Exercise details » Copy every line of the listing that holds the string "organization".

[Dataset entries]
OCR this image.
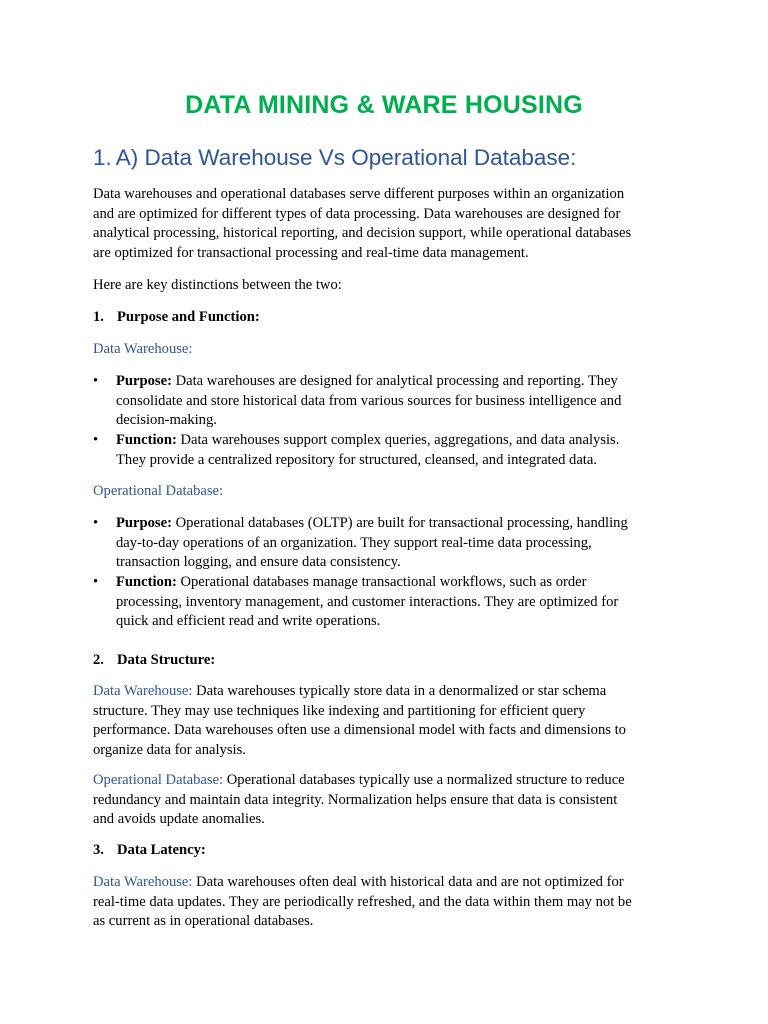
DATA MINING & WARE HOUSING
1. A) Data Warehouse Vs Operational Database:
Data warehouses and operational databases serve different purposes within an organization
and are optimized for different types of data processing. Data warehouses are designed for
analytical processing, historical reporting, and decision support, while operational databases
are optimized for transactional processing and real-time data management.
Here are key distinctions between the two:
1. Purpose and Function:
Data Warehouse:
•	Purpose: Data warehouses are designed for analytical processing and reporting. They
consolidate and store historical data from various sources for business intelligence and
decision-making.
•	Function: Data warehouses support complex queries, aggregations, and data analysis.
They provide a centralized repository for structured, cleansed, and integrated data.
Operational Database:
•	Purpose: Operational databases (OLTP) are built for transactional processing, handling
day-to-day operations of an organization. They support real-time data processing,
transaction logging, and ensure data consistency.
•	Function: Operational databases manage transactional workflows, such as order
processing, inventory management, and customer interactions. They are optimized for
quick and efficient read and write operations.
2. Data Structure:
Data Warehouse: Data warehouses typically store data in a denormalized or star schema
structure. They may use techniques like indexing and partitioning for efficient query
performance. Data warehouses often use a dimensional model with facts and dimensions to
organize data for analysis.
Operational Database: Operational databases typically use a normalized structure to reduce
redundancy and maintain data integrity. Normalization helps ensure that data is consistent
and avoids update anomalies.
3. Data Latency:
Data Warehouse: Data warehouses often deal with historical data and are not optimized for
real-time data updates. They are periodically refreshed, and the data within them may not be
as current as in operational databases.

Exercise result »
Data warehouses and operational databases serve different purposes within an organization
day-to-day operations of an organization. They support real-time data processing,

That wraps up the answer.